WHAT YOU SHOULD DO: Retype the whole listing verbatim and keep the pictures out of it.

Stored data
#####
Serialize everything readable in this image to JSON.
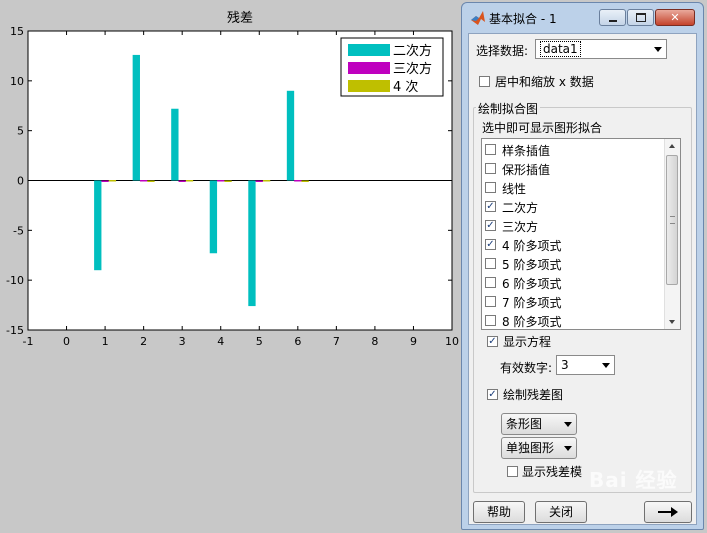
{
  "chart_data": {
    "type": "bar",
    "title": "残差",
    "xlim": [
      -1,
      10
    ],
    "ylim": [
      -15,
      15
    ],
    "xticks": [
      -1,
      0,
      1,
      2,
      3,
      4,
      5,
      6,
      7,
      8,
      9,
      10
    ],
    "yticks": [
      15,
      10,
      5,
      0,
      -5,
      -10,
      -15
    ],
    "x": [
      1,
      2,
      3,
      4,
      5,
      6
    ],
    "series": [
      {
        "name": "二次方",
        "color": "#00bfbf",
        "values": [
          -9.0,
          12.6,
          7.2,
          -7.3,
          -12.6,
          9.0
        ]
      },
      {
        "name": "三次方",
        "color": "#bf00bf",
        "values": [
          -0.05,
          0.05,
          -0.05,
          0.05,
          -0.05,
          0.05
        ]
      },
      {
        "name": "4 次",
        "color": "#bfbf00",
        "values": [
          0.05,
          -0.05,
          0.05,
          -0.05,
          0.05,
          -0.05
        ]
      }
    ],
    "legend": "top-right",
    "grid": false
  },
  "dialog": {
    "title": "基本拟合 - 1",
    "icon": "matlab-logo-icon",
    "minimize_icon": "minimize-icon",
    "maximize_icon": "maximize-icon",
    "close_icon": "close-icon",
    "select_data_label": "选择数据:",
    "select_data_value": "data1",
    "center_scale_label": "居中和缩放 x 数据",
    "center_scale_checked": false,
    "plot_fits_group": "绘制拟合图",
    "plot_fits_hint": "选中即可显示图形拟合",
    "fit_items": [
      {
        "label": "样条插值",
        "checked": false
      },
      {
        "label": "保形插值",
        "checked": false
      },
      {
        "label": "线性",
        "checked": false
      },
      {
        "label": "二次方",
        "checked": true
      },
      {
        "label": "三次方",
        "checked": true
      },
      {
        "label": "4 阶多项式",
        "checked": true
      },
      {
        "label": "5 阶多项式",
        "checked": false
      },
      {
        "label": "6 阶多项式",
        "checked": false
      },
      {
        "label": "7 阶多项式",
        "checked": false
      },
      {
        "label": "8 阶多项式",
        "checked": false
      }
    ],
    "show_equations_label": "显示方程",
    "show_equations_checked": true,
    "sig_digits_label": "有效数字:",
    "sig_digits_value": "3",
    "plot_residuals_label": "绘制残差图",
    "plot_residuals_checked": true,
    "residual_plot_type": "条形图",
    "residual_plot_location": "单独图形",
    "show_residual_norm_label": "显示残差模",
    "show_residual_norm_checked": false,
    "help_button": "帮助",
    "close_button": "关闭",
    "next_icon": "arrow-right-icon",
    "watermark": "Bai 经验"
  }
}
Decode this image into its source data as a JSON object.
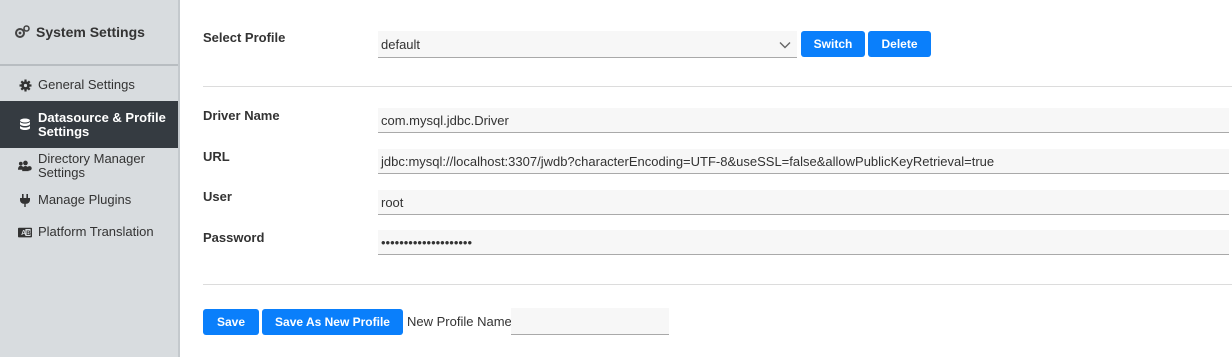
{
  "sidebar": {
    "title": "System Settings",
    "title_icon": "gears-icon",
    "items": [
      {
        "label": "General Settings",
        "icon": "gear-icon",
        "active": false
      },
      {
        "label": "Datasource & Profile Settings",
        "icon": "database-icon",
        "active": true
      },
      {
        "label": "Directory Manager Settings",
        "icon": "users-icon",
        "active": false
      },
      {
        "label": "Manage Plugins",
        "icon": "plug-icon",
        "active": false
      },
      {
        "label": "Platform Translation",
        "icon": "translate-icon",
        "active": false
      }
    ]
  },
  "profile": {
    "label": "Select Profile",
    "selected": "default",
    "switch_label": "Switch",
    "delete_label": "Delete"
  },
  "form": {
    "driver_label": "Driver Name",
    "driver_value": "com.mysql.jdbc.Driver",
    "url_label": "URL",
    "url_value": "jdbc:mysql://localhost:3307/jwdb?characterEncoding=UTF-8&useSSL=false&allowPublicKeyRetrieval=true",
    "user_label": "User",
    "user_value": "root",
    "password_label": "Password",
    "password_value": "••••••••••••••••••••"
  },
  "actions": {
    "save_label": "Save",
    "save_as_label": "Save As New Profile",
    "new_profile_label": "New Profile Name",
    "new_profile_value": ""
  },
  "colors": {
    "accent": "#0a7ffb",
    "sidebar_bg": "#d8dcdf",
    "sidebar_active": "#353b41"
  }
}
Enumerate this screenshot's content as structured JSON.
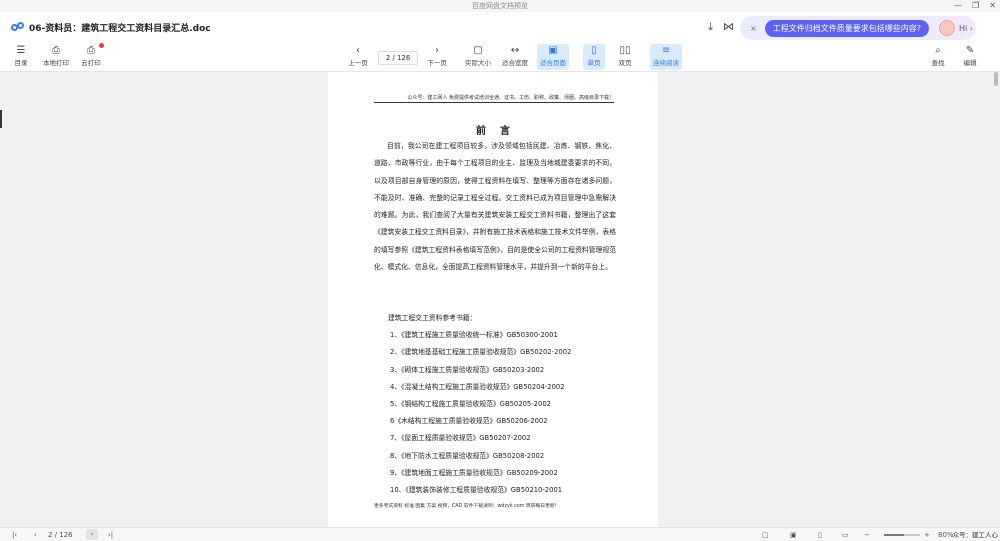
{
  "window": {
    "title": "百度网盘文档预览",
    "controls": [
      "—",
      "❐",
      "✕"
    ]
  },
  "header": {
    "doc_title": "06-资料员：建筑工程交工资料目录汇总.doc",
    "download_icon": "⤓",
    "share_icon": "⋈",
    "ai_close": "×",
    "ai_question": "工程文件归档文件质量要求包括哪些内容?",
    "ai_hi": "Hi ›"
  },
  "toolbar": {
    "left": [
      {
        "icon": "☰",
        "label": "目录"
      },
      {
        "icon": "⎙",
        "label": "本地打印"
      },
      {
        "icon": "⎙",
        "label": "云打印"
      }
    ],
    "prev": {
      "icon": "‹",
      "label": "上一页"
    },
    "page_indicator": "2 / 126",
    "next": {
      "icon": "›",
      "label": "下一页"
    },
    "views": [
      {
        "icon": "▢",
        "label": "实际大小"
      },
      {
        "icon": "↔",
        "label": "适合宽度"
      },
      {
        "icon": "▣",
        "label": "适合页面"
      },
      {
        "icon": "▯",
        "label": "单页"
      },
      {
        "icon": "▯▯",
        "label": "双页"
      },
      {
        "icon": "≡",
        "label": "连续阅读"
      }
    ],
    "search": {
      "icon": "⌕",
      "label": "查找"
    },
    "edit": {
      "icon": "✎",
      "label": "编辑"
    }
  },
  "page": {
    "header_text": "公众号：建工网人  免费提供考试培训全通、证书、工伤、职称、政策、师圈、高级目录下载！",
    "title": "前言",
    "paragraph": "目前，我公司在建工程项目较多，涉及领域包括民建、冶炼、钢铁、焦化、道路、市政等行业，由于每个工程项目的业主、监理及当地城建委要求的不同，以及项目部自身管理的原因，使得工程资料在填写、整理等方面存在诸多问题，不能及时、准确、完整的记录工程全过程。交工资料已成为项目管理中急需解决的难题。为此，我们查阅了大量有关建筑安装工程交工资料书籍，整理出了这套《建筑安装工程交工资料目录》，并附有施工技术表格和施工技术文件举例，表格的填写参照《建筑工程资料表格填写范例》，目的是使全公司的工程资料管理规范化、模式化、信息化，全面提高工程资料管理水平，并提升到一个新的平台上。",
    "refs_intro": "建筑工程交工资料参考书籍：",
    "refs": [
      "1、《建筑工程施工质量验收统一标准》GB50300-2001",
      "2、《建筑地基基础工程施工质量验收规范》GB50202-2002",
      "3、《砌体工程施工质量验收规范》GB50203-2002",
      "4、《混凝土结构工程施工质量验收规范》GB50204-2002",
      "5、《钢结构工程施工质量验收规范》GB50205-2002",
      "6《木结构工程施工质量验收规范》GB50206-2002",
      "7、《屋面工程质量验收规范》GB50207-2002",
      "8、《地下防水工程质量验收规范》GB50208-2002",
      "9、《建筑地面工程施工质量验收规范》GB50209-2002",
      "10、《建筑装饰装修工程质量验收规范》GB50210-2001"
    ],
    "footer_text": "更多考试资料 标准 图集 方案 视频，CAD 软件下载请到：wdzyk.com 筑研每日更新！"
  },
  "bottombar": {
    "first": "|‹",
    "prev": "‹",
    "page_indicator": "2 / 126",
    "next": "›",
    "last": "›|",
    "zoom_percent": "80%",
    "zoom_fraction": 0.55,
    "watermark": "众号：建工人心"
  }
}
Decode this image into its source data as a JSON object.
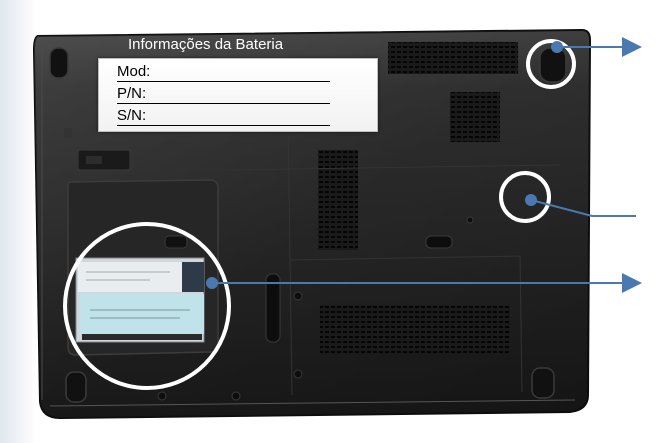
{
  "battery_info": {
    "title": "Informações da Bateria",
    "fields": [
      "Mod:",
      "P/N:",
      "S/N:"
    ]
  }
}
#####
COMPLETED TASK:
Serialize everything readable in this image to JSON.
{
  "chart_data": {
    "type": "bar",
    "title": "残差",
    "xlim": [
      -1,
      10
    ],
    "ylim": [
      -15,
      15
    ],
    "xticks": [
      -1,
      0,
      1,
      2,
      3,
      4,
      5,
      6,
      7,
      8,
      9,
      10
    ],
    "yticks": [
      15,
      10,
      5,
      0,
      -5,
      -10,
      -15
    ],
    "x": [
      1,
      2,
      3,
      4,
      5,
      6
    ],
    "series": [
      {
        "name": "二次方",
        "color": "#00bfbf",
        "values": [
          -9.0,
          12.6,
          7.2,
          -7.3,
          -12.6,
          9.0
        ]
      },
      {
        "name": "三次方",
        "color": "#bf00bf",
        "values": [
          -0.05,
          0.05,
          -0.05,
          0.05,
          -0.05,
          0.05
        ]
      },
      {
        "name": "4 次",
        "color": "#bfbf00",
        "values": [
          0.05,
          -0.05,
          0.05,
          -0.05,
          0.05,
          -0.05
        ]
      }
    ],
    "legend": "top-right",
    "grid": false
  },
  "dialog": {
    "title": "基本拟合 - 1",
    "icon": "matlab-logo-icon",
    "minimize_icon": "minimize-icon",
    "maximize_icon": "maximize-icon",
    "close_icon": "close-icon",
    "select_data_label": "选择数据:",
    "select_data_value": "data1",
    "center_scale_label": "居中和缩放 x 数据",
    "center_scale_checked": false,
    "plot_fits_group": "绘制拟合图",
    "plot_fits_hint": "选中即可显示图形拟合",
    "fit_items": [
      {
        "label": "样条插值",
        "checked": false
      },
      {
        "label": "保形插值",
        "checked": false
      },
      {
        "label": "线性",
        "checked": false
      },
      {
        "label": "二次方",
        "checked": true
      },
      {
        "label": "三次方",
        "checked": true
      },
      {
        "label": "4 阶多项式",
        "checked": true
      },
      {
        "label": "5 阶多项式",
        "checked": false
      },
      {
        "label": "6 阶多项式",
        "checked": false
      },
      {
        "label": "7 阶多项式",
        "checked": false
      },
      {
        "label": "8 阶多项式",
        "checked": false
      }
    ],
    "show_equations_label": "显示方程",
    "show_equations_checked": true,
    "sig_digits_label": "有效数字:",
    "sig_digits_value": "3",
    "plot_residuals_label": "绘制残差图",
    "plot_residuals_checked": true,
    "residual_plot_type": "条形图",
    "residual_plot_location": "单独图形",
    "show_residual_norm_label": "显示残差模",
    "show_residual_norm_checked": false,
    "help_button": "帮助",
    "close_button": "关闭",
    "next_icon": "arrow-right-icon",
    "watermark": "Bai 经验"
  }
}
Decode this image into its source data as a JSON object.
{
  "sidebar": {
    "title": "System Settings",
    "title_icon": "gears-icon",
    "items": [
      {
        "label": "General Settings",
        "icon": "gear-icon",
        "active": false
      },
      {
        "label": "Datasource & Profile Settings",
        "icon": "database-icon",
        "active": true
      },
      {
        "label": "Directory Manager Settings",
        "icon": "users-icon",
        "active": false
      },
      {
        "label": "Manage Plugins",
        "icon": "plug-icon",
        "active": false
      },
      {
        "label": "Platform Translation",
        "icon": "translate-icon",
        "active": false
      }
    ]
  },
  "profile": {
    "label": "Select Profile",
    "selected": "default",
    "switch_label": "Switch",
    "delete_label": "Delete"
  },
  "form": {
    "driver_label": "Driver Name",
    "driver_value": "com.mysql.jdbc.Driver",
    "url_label": "URL",
    "url_value": "jdbc:mysql://localhost:3307/jwdb?characterEncoding=UTF-8&useSSL=false&allowPublicKeyRetrieval=true",
    "user_label": "User",
    "user_value": "root",
    "password_label": "Password",
    "password_value": "••••••••••••••••••••"
  },
  "actions": {
    "save_label": "Save",
    "save_as_label": "Save As New Profile",
    "new_profile_label": "New Profile Name",
    "new_profile_value": ""
  },
  "colors": {
    "accent": "#0a7ffb",
    "sidebar_bg": "#d8dcdf",
    "sidebar_active": "#353b41"
  }
}
Enumerate this screenshot's content as structured JSON.
{
  "window": {
    "title": "百度网盘文档预览",
    "controls": [
      "—",
      "❐",
      "✕"
    ]
  },
  "header": {
    "doc_title": "06-资料员：建筑工程交工资料目录汇总.doc",
    "download_icon": "⤓",
    "share_icon": "⋈",
    "ai_close": "×",
    "ai_question": "工程文件归档文件质量要求包括哪些内容?",
    "ai_hi": "Hi ›"
  },
  "toolbar": {
    "left": [
      {
        "icon": "☰",
        "label": "目录"
      },
      {
        "icon": "⎙",
        "label": "本地打印"
      },
      {
        "icon": "⎙",
        "label": "云打印"
      }
    ],
    "prev": {
      "icon": "‹",
      "label": "上一页"
    },
    "page_indicator": "2 / 126",
    "next": {
      "icon": "›",
      "label": "下一页"
    },
    "views": [
      {
        "icon": "▢",
        "label": "实际大小"
      },
      {
        "icon": "↔",
        "label": "适合宽度"
      },
      {
        "icon": "▣",
        "label": "适合页面"
      },
      {
        "icon": "▯",
        "label": "单页"
      },
      {
        "icon": "▯▯",
        "label": "双页"
      },
      {
        "icon": "≡",
        "label": "连续阅读"
      }
    ],
    "search": {
      "icon": "⌕",
      "label": "查找"
    },
    "edit": {
      "icon": "✎",
      "label": "编辑"
    }
  },
  "page": {
    "header_text": "公众号：建工网人  免费提供考试培训全通、证书、工伤、职称、政策、师圈、高级目录下载！",
    "title": "前言",
    "paragraph": "目前，我公司在建工程项目较多，涉及领域包括民建、冶炼、钢铁、焦化、道路、市政等行业，由于每个工程项目的业主、监理及当地城建委要求的不同，以及项目部自身管理的原因，使得工程资料在填写、整理等方面存在诸多问题，不能及时、准确、完整的记录工程全过程。交工资料已成为项目管理中急需解决的难题。为此，我们查阅了大量有关建筑安装工程交工资料书籍，整理出了这套《建筑安装工程交工资料目录》，并附有施工技术表格和施工技术文件举例，表格的填写参照《建筑工程资料表格填写范例》，目的是使全公司的工程资料管理规范化、模式化、信息化，全面提高工程资料管理水平，并提升到一个新的平台上。",
    "refs_intro": "建筑工程交工资料参考书籍：",
    "refs": [
      "1、《建筑工程施工质量验收统一标准》GB50300-2001",
      "2、《建筑地基基础工程施工质量验收规范》GB50202-2002",
      "3、《砌体工程施工质量验收规范》GB50203-2002",
      "4、《混凝土结构工程施工质量验收规范》GB50204-2002",
      "5、《钢结构工程施工质量验收规范》GB50205-2002",
      "6《木结构工程施工质量验收规范》GB50206-2002",
      "7、《屋面工程质量验收规范》GB50207-2002",
      "8、《地下防水工程质量验收规范》GB50208-2002",
      "9、《建筑地面工程施工质量验收规范》GB50209-2002",
      "10、《建筑装饰装修工程质量验收规范》GB50210-2001"
    ],
    "footer_text": "更多考试资料 标准 图集 方案 视频，CAD 软件下载请到：wdzyk.com 筑研每日更新！"
  },
  "bottombar": {
    "first": "|‹",
    "prev": "‹",
    "page_indicator": "2 / 126",
    "next": "›",
    "last": "›|",
    "zoom_percent": "80%",
    "zoom_fraction": 0.55,
    "watermark": "众号：建工人心"
  }
}
Decode this image into its source data as a JSON object.
{
  "battery_info": {
    "title": "Informações da Bateria",
    "fields": [
      "Mod:",
      "P/N:",
      "S/N:"
    ]
  }
}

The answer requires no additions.